> **Stored records**:
::::

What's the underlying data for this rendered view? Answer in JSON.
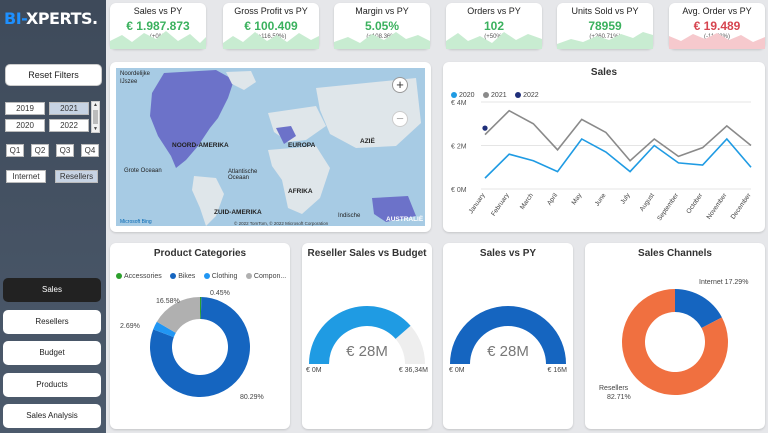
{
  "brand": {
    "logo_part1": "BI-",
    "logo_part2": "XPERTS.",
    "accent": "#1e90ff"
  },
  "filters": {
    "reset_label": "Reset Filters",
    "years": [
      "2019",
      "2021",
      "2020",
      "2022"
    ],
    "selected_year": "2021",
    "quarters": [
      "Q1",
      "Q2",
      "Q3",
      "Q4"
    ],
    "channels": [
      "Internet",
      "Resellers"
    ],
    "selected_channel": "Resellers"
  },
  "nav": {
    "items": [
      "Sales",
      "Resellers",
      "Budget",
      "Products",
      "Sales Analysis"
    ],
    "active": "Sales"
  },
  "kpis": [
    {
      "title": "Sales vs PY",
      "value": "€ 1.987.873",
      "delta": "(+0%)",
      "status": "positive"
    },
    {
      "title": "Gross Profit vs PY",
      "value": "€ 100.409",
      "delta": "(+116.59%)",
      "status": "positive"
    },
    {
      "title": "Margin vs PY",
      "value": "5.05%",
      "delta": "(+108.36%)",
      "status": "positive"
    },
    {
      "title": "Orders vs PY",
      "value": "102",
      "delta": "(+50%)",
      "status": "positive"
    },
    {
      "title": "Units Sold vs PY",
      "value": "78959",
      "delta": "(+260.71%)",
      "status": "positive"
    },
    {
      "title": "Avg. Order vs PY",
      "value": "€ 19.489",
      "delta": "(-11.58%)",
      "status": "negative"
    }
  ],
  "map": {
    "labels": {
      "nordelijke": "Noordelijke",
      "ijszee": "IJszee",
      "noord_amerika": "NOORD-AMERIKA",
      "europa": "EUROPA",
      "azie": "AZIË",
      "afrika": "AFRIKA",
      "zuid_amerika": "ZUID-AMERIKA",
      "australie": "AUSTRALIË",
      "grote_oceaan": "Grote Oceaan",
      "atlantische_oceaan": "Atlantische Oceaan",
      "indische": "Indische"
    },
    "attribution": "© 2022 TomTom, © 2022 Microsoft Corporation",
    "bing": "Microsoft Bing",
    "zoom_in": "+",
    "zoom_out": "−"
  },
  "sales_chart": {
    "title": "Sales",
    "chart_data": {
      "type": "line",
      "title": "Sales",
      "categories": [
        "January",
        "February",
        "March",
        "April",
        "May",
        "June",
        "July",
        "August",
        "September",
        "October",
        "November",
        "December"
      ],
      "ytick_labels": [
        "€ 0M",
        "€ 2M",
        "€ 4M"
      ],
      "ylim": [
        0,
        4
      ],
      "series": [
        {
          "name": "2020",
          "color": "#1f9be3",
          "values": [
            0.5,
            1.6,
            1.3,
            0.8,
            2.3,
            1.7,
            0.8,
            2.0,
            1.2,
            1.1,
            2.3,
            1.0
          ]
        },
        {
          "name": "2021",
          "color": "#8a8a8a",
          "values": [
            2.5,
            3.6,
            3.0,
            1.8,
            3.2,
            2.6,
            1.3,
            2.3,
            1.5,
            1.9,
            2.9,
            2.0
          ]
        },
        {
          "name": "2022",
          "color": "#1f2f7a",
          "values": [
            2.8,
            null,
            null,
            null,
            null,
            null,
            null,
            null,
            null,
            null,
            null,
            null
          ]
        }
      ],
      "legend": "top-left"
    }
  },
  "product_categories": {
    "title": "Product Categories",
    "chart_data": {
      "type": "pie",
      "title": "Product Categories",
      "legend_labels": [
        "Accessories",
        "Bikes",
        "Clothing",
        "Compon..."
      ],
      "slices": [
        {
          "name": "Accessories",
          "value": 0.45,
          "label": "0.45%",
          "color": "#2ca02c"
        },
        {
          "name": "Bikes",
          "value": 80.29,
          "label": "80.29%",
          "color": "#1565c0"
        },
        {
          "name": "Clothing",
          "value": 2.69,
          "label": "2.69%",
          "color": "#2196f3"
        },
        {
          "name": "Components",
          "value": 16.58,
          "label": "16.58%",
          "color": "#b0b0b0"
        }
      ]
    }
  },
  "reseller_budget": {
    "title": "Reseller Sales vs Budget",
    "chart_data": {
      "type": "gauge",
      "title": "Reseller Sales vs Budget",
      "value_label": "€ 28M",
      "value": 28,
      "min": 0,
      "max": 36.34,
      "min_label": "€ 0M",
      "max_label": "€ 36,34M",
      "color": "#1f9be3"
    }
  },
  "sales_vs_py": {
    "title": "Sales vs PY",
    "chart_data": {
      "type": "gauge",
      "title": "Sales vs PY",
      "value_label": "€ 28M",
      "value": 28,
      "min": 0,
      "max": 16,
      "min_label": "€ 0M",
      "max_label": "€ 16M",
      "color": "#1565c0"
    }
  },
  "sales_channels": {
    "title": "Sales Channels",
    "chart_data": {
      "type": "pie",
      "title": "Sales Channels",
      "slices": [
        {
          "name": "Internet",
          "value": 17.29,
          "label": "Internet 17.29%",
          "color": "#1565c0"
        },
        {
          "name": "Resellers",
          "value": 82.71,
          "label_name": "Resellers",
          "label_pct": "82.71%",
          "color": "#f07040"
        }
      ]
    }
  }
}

::::

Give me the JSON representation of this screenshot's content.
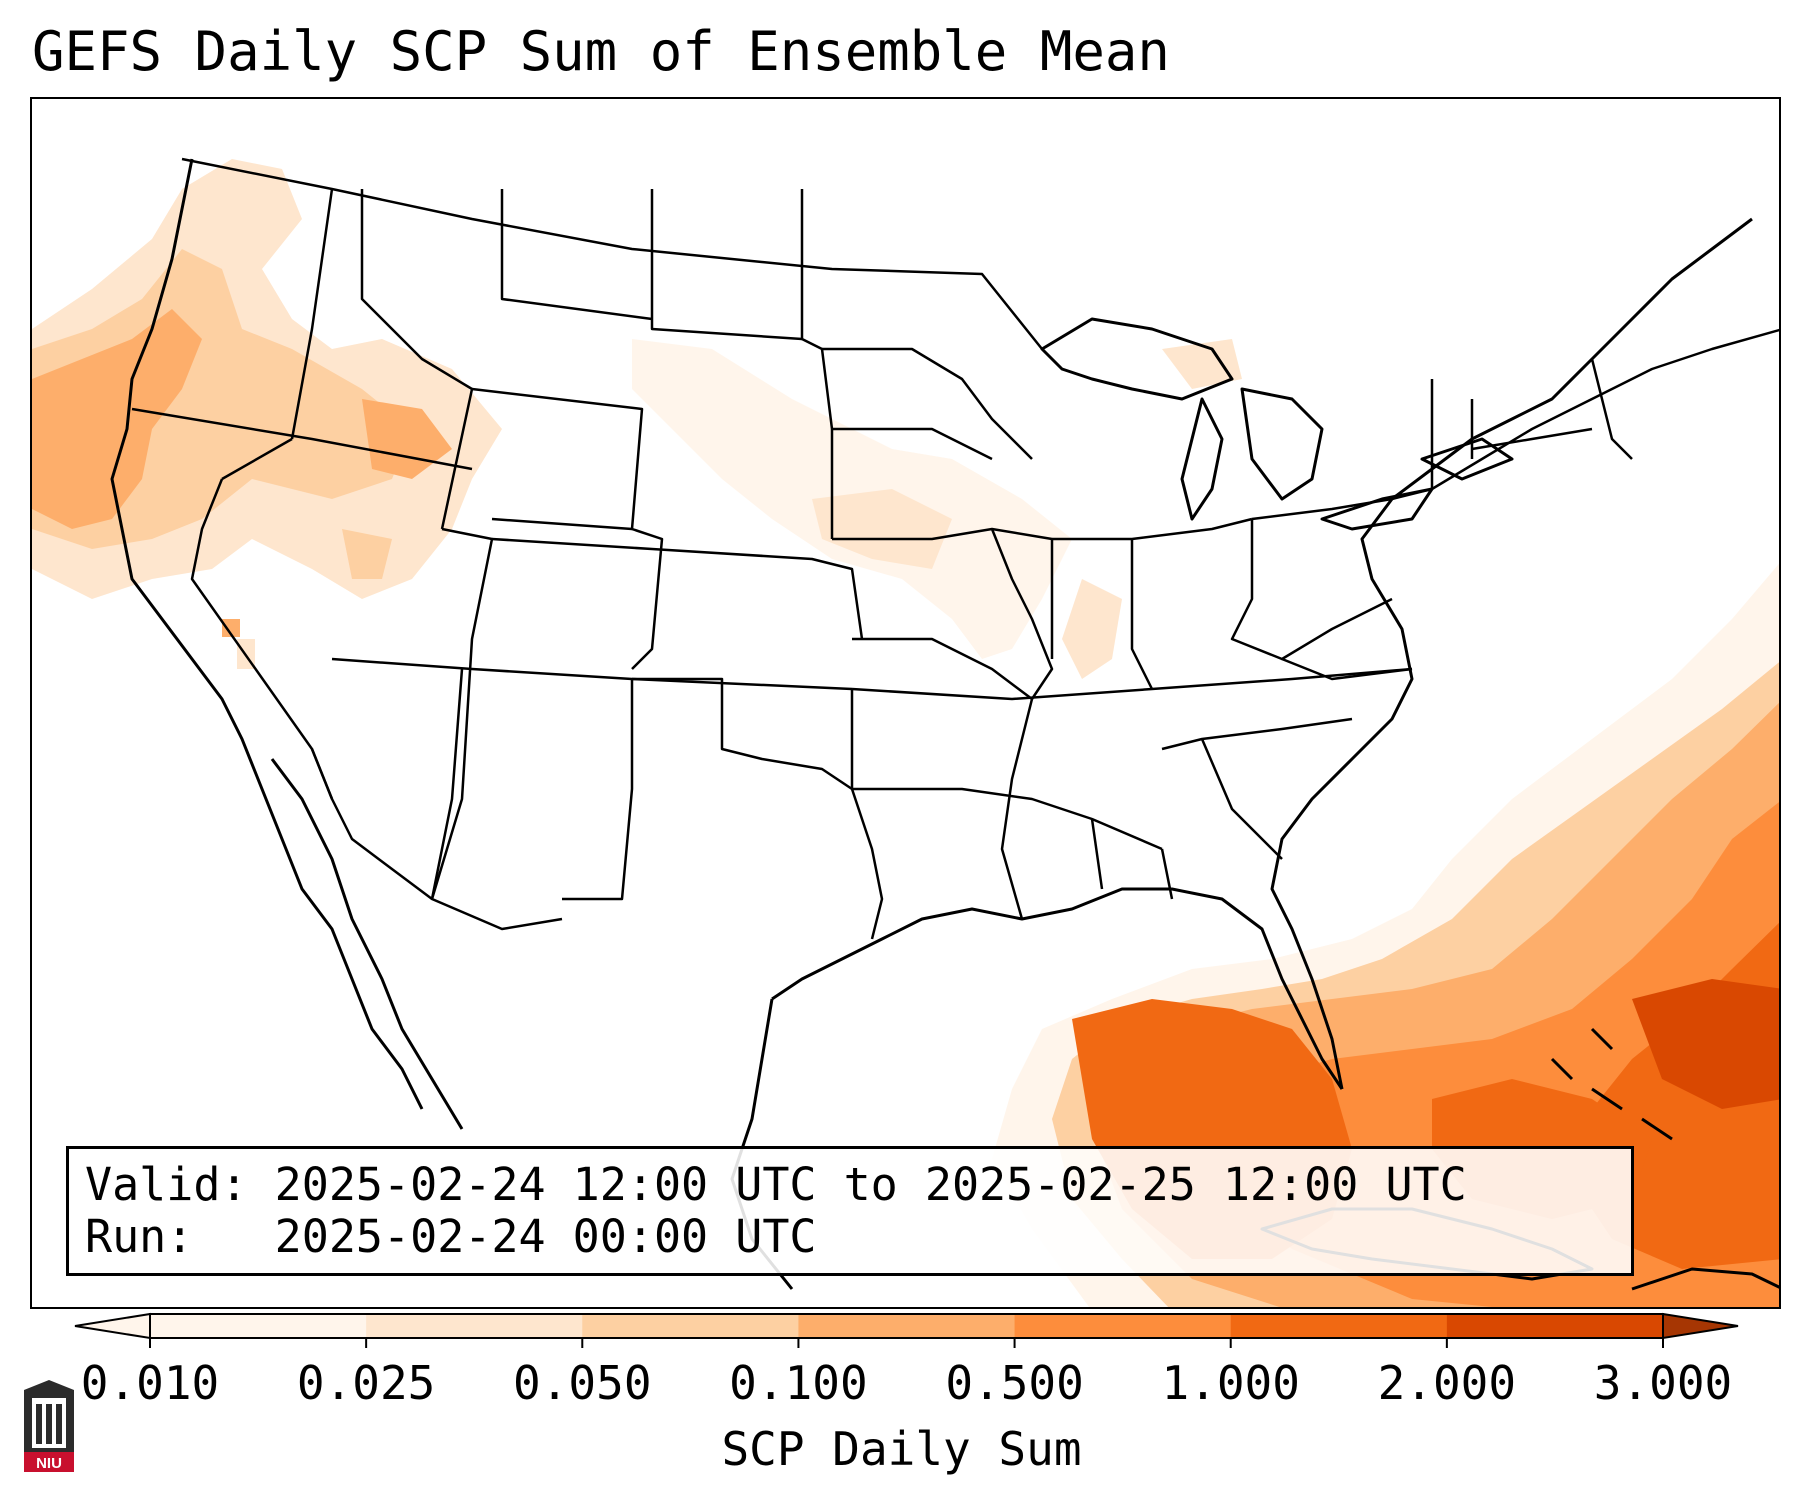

::::

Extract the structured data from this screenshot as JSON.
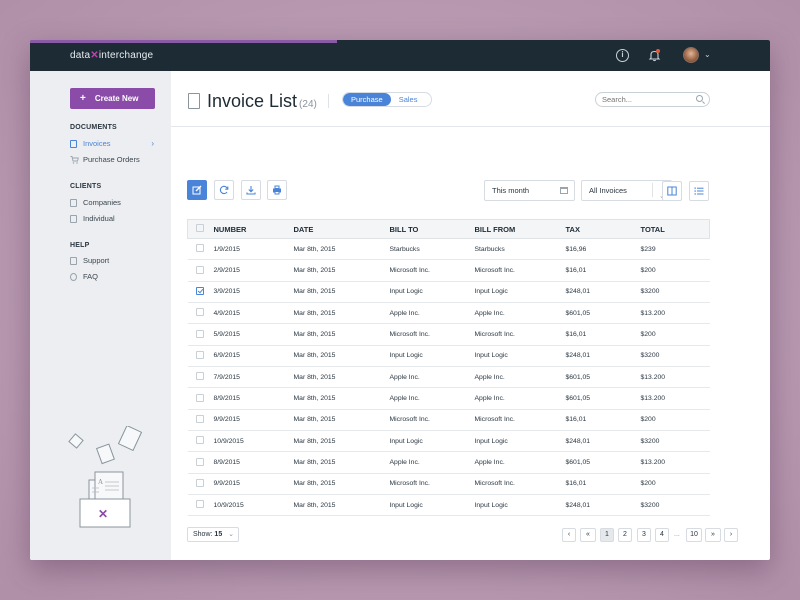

::::

> **Task prompt**:
Reproduce every line from the entries that holds the word "screenshot".

> **Task output**:
Give me the JSON representation of this screenshot's content.
Extract the structured data from this screenshot as JSON.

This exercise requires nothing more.